_Goal_
Revise the lines between the one holding "X-axis label: Windchill" and the one holding "Give bounding boxes", inclusive, so that "data-point" becomes "marker" and everything else stays unchanged. Give only those lines, and leave out the pictures.

_Information provided_

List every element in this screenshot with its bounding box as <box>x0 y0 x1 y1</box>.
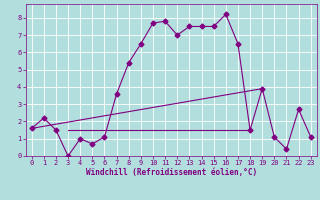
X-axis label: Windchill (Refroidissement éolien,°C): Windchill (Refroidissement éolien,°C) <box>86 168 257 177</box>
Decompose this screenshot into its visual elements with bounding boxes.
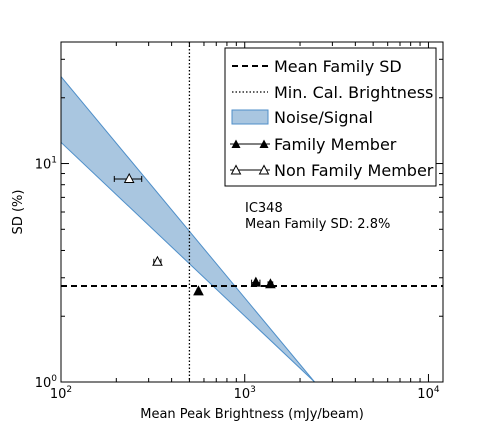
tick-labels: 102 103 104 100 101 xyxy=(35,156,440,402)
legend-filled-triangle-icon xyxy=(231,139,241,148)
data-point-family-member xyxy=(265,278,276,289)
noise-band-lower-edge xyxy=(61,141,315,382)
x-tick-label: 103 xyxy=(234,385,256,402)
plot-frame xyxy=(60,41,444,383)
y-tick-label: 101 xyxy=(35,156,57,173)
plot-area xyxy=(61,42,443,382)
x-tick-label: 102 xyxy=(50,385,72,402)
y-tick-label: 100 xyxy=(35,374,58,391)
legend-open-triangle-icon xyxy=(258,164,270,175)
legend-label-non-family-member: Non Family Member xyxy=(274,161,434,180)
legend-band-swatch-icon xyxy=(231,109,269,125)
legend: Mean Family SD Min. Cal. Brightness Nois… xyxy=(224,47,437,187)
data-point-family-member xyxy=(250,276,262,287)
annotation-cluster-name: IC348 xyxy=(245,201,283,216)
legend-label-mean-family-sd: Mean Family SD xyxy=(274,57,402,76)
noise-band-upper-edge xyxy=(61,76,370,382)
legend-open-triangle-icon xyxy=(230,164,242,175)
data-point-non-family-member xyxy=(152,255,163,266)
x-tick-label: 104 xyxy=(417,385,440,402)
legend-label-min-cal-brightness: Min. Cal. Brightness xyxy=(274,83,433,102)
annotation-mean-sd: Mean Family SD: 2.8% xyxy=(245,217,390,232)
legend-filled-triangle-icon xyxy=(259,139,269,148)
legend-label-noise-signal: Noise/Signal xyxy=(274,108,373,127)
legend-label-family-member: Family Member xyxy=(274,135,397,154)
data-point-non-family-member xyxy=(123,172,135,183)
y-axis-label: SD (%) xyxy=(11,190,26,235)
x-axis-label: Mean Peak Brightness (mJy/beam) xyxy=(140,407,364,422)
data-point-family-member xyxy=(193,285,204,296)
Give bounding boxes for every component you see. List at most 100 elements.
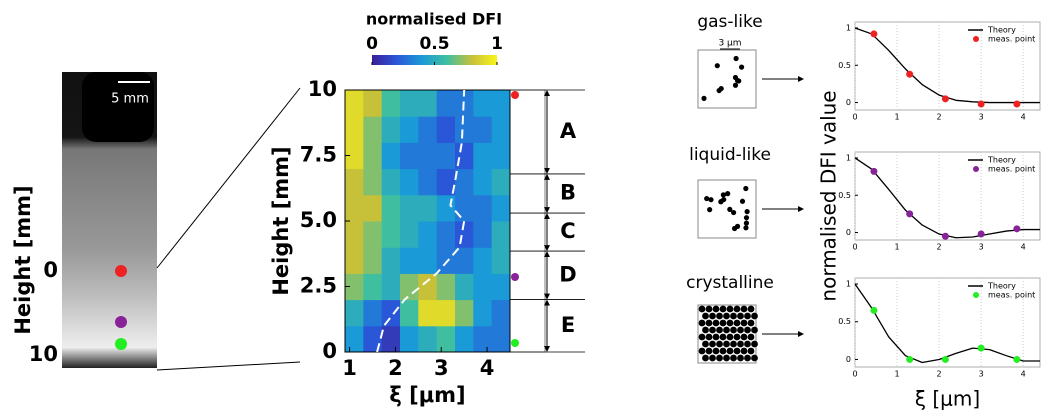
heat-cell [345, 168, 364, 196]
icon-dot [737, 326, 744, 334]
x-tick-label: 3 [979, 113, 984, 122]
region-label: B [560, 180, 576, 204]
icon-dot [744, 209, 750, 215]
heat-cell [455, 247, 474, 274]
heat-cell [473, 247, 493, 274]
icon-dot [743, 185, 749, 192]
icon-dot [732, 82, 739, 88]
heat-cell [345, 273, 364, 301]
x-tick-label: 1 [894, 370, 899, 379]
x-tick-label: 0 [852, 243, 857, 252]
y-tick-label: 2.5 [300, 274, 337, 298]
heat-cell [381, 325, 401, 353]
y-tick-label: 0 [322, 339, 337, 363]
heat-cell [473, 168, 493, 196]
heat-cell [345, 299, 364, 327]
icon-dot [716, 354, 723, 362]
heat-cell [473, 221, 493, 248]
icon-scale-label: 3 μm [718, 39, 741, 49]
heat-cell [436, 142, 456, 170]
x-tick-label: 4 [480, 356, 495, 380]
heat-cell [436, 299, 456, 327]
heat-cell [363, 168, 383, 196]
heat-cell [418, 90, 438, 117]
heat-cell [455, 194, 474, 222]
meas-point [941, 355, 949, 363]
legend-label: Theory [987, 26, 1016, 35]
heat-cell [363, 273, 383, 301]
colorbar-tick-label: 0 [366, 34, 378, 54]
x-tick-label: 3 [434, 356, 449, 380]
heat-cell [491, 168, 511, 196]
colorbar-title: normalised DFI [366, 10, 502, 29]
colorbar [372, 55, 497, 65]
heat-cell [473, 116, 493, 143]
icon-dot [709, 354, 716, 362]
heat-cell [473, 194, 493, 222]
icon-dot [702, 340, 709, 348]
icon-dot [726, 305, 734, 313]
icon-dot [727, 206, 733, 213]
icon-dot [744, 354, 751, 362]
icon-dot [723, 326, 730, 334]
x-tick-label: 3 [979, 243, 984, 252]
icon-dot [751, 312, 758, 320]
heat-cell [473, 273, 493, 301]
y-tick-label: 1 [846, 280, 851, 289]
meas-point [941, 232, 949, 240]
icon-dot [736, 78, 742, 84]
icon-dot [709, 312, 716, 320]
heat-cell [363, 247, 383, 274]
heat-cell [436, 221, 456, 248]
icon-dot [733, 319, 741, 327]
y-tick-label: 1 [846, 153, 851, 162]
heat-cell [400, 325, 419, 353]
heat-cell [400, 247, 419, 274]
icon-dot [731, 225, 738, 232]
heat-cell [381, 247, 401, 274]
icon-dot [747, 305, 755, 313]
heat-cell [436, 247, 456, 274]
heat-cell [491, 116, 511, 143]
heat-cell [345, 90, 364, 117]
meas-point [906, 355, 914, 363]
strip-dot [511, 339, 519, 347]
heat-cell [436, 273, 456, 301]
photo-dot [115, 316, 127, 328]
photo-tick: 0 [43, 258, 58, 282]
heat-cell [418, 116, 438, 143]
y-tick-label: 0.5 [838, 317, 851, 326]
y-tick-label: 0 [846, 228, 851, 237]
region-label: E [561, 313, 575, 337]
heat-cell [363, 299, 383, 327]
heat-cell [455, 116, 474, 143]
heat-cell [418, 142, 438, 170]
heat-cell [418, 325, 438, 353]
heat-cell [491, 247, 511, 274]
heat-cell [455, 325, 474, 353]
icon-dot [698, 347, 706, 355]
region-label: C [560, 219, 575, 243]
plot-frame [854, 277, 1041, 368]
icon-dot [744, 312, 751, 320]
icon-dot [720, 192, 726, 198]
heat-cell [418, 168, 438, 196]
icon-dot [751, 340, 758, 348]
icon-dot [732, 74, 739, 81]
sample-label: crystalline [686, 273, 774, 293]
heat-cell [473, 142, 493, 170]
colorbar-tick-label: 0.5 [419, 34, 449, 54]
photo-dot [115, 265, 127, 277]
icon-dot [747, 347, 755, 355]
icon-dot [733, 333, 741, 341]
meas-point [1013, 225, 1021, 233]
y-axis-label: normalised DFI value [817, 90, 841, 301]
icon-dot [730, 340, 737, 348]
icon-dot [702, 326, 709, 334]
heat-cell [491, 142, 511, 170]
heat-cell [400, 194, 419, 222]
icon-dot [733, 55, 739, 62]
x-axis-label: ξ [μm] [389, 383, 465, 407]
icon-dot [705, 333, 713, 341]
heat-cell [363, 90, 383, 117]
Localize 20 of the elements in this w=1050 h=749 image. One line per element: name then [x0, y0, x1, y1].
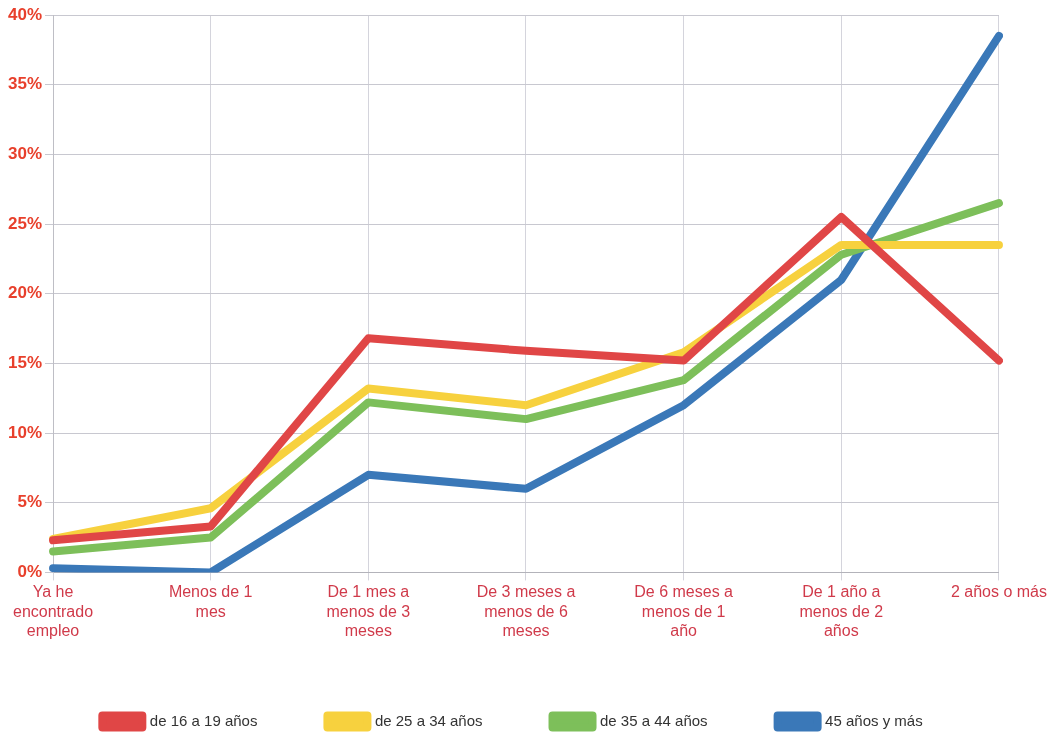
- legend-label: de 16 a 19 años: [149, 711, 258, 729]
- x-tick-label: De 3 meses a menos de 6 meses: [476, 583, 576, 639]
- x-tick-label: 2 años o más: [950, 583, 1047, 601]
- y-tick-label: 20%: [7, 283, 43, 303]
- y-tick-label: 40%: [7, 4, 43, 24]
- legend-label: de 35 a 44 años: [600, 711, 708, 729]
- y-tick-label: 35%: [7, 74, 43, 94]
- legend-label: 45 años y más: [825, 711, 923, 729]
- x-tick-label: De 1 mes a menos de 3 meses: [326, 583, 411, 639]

_Solved exercise_
X-axis label: Windchill (Refroidissement éolien,°C): Windchill (Refroidissement éolien,°C) <box>86 168 257 177</box>
Decompose this screenshot into its visual elements with bounding boxes.
tick-labels: 102 103 104 100 101 xyxy=(35,156,440,402)
legend-filled-triangle-icon xyxy=(231,139,241,148)
marker-family-member xyxy=(265,278,276,289)
noise-band-lower-edge xyxy=(61,141,315,382)
x-tick-label: 103 xyxy=(234,385,256,402)
plot-frame xyxy=(60,41,444,383)
y-tick-label: 101 xyxy=(35,156,57,173)
plot-area xyxy=(61,42,443,382)
x-tick-label: 102 xyxy=(50,385,72,402)
y-tick-label: 100 xyxy=(35,374,58,391)
legend-open-triangle-icon xyxy=(258,164,270,175)
legend-label-non-family-member: Non Family Member xyxy=(274,161,434,180)
legend-band-swatch-icon xyxy=(231,109,269,125)
legend: Mean Family SD Min. Cal. Brightness Nois… xyxy=(224,47,437,187)
marker-family-member xyxy=(250,276,262,287)
annotation-cluster-name: IC348 xyxy=(245,201,283,216)
legend-label-mean-family-sd: Mean Family SD xyxy=(274,57,402,76)
noise-band-upper-edge xyxy=(61,76,370,382)
legend-open-triangle-icon xyxy=(230,164,242,175)
marker-non-family-member xyxy=(152,255,163,266)
x-tick-label: 104 xyxy=(417,385,440,402)
legend-label-min-cal-brightness: Min. Cal. Brightness xyxy=(274,83,433,102)
annotation-mean-sd: Mean Family SD: 2.8% xyxy=(245,217,390,232)
legend-filled-triangle-icon xyxy=(259,139,269,148)
legend-label-noise-signal: Noise/Signal xyxy=(274,108,373,127)
legend-label-family-member: Family Member xyxy=(274,135,397,154)
marker-non-family-member xyxy=(123,172,135,183)
y-axis-label: SD (%) xyxy=(11,190,26,235)
x-axis-label: Mean Peak Brightness (mJy/beam) xyxy=(140,407,364,422)
marker-family-member xyxy=(193,285,204,296)
Give bounding boxes for every component you see. List at most 100 elements.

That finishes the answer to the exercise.